■ Task statement:
Pull out every line below holding the word "creators".

* Begin *

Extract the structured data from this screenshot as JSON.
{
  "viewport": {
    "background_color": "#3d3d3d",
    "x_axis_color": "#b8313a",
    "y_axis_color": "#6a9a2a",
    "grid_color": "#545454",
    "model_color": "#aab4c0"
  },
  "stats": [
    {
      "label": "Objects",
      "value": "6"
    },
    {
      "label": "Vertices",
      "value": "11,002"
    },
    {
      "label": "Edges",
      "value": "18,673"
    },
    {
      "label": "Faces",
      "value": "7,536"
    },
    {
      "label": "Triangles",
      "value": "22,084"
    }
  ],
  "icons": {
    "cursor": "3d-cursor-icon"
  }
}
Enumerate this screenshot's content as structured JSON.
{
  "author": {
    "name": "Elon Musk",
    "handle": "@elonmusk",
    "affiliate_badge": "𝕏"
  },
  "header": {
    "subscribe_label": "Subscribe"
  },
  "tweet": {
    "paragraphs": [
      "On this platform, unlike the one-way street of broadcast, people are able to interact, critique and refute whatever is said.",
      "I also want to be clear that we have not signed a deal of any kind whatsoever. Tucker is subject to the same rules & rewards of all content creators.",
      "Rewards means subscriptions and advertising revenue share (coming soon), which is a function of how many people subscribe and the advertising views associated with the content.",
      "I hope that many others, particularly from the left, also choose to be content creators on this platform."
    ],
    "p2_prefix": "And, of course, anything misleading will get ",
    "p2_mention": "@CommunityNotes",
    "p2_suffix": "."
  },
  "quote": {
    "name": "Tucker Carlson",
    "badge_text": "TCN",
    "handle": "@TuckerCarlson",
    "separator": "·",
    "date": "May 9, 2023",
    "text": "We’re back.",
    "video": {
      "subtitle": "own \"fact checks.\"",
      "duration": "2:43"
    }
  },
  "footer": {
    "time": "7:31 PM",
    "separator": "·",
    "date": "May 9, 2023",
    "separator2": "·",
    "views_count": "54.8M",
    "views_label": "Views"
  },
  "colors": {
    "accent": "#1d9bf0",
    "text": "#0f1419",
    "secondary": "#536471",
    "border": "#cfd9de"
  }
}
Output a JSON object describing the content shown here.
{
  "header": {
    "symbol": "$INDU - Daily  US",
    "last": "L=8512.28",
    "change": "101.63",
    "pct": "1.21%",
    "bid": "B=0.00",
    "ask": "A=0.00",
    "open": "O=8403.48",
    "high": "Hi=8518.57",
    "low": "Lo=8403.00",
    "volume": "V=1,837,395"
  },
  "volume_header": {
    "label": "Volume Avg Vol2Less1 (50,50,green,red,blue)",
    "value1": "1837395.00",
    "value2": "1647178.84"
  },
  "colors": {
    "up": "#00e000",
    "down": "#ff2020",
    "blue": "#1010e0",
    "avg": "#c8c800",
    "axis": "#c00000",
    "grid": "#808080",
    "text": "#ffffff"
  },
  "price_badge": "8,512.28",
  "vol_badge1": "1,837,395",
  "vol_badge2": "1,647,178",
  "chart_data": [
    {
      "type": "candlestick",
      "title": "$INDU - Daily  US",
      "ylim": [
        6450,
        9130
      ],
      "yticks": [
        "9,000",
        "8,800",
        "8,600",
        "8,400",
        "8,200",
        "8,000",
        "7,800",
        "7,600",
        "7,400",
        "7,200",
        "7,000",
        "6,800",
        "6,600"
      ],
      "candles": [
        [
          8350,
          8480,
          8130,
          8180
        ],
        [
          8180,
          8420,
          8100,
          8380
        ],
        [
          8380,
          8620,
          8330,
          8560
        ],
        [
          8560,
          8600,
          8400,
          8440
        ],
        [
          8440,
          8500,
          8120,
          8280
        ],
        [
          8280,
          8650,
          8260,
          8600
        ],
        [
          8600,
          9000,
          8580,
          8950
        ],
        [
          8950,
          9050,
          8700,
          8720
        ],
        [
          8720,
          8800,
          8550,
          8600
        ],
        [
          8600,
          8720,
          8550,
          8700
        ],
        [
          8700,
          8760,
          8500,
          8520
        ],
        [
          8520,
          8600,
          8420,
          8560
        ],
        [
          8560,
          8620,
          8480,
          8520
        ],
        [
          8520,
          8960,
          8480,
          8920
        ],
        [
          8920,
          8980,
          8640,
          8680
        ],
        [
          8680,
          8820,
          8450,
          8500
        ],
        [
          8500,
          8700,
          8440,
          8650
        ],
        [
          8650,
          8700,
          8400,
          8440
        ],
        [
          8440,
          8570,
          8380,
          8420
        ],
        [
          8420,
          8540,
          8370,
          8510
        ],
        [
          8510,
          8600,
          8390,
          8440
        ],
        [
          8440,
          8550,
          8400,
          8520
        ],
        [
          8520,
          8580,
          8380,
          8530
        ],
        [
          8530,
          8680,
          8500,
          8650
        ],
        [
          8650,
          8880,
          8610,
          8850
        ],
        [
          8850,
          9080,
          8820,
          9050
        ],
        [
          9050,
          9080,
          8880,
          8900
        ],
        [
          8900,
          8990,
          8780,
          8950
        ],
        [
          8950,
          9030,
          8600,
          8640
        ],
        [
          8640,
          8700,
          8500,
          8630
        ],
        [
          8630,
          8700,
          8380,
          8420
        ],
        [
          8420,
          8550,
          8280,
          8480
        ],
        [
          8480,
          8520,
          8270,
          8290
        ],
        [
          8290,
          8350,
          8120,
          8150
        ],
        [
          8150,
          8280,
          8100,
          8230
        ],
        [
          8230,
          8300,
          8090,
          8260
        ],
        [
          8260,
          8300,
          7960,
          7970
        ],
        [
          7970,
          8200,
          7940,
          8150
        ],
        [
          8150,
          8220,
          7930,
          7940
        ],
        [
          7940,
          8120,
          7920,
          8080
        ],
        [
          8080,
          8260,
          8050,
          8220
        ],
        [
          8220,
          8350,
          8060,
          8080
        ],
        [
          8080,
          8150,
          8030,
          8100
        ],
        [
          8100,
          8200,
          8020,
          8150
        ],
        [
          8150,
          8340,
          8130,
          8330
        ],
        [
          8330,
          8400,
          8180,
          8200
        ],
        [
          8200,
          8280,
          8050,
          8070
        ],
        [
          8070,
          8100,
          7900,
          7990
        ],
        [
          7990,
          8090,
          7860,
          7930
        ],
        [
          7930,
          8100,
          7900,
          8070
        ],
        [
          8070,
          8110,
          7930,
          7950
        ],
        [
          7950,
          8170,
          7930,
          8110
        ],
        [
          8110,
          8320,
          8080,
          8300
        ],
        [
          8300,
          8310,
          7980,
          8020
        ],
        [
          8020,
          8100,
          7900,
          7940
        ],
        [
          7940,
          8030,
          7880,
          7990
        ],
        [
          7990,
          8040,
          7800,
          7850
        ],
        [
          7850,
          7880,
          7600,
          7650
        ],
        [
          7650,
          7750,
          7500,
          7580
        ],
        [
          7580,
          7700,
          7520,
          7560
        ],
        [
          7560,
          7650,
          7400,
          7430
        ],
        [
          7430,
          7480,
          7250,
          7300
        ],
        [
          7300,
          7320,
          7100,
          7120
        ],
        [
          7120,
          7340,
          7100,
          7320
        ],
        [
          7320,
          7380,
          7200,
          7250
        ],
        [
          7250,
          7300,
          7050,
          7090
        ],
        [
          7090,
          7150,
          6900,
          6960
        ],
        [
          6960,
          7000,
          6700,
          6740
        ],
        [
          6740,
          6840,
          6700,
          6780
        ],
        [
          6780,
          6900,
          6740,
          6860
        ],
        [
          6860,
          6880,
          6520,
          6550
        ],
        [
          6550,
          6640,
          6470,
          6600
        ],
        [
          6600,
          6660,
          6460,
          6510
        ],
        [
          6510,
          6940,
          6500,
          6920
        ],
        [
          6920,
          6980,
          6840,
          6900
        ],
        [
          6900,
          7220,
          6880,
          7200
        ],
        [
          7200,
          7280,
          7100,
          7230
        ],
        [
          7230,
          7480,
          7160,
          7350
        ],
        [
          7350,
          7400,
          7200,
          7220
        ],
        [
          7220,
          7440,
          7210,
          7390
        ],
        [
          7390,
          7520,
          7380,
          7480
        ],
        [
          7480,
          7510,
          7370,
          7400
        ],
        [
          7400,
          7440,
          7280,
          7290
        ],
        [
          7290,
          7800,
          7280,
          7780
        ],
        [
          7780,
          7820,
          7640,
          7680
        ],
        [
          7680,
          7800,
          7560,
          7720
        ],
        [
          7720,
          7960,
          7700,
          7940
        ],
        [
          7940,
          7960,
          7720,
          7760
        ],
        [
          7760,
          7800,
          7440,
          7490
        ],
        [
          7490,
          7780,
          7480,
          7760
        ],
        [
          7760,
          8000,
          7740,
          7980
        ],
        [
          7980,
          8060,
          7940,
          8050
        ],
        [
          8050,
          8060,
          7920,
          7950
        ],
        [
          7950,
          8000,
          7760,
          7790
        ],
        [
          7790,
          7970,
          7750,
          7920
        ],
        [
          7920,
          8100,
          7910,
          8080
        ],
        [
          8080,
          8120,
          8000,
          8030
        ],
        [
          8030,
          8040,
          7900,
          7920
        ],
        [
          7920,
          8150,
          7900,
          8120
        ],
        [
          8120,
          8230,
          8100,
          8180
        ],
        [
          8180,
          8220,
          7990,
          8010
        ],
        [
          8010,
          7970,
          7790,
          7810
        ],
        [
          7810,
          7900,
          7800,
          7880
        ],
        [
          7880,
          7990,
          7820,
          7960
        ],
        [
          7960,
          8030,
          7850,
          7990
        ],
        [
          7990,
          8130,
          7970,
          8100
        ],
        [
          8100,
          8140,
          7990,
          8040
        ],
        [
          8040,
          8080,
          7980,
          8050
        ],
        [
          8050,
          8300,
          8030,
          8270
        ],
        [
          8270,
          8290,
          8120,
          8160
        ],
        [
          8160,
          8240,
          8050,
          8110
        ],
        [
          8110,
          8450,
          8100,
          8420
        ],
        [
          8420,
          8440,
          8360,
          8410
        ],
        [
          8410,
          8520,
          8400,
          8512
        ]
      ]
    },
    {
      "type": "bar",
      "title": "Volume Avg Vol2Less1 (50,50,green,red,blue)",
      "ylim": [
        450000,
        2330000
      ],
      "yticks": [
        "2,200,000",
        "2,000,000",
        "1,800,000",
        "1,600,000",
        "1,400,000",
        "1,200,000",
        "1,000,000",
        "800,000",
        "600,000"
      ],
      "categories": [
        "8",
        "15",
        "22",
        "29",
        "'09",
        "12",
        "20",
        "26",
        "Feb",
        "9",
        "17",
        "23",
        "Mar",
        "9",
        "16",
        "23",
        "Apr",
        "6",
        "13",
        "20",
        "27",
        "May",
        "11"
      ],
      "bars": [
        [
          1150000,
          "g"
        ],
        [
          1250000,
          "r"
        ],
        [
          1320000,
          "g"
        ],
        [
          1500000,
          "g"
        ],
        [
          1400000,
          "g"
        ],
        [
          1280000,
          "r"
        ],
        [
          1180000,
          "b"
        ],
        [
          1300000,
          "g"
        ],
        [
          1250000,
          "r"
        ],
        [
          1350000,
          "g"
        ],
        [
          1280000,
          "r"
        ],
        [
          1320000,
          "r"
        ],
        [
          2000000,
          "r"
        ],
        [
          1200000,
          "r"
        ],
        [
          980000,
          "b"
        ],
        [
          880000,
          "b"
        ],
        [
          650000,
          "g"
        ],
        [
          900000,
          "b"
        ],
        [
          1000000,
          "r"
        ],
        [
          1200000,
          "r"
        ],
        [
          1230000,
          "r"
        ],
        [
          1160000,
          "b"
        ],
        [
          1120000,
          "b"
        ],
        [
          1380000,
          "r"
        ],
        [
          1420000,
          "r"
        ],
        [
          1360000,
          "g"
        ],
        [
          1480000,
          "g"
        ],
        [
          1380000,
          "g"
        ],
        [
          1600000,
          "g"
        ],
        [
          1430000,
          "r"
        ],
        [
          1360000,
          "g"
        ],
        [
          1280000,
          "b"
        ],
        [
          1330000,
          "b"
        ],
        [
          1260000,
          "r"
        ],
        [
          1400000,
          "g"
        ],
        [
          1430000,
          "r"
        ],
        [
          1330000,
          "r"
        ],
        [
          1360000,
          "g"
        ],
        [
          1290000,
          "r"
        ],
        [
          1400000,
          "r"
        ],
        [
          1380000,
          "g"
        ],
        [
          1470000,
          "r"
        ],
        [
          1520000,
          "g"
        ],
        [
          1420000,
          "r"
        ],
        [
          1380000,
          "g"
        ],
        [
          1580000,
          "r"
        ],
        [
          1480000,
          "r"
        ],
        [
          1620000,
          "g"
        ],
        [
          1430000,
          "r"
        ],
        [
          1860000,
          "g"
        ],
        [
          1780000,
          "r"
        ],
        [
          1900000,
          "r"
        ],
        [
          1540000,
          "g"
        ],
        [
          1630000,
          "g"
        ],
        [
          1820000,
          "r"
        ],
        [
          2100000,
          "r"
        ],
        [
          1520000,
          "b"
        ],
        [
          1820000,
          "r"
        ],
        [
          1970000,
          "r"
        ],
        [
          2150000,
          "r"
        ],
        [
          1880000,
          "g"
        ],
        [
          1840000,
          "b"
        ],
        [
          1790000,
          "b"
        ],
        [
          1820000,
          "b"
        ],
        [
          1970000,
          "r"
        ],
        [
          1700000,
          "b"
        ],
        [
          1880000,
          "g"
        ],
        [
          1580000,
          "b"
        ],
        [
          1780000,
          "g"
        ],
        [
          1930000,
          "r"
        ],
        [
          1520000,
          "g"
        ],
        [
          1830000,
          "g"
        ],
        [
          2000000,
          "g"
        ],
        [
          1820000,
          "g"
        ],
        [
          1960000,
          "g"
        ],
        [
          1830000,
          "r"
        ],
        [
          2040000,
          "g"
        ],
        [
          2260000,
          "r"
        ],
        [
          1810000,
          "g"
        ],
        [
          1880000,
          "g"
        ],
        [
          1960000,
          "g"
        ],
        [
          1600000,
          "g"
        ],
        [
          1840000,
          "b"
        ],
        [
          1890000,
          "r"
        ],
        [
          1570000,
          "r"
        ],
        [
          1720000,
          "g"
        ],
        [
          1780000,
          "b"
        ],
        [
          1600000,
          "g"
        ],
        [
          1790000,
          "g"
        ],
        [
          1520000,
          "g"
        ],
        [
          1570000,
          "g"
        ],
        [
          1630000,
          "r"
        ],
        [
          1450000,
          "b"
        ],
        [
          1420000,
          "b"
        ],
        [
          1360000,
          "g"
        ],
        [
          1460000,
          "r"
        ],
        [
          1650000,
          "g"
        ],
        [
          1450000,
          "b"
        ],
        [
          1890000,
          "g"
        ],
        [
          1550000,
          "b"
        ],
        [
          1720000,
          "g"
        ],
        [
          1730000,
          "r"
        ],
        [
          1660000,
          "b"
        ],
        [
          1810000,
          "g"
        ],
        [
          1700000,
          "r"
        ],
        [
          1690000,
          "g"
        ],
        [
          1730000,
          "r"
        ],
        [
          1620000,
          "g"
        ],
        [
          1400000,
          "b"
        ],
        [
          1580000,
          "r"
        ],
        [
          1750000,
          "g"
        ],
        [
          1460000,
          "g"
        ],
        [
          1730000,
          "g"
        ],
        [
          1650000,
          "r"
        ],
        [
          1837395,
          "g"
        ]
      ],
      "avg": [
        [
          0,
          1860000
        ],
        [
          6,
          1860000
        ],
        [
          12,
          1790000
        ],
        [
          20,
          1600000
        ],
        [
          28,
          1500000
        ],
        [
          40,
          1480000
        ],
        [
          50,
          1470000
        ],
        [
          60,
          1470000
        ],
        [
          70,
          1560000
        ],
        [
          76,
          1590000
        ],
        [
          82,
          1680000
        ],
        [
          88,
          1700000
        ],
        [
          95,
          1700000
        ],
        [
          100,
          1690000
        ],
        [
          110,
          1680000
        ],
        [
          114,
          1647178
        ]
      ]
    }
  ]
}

* End *

■ Output of the exercise:
      "I also want to be clear that we have not signed a deal of any kind whatsoever. Tucker is subject to the same rules & rewards of all content creators.",
      "I hope that many others, particularly from the left, also choose to be content creators on this platform."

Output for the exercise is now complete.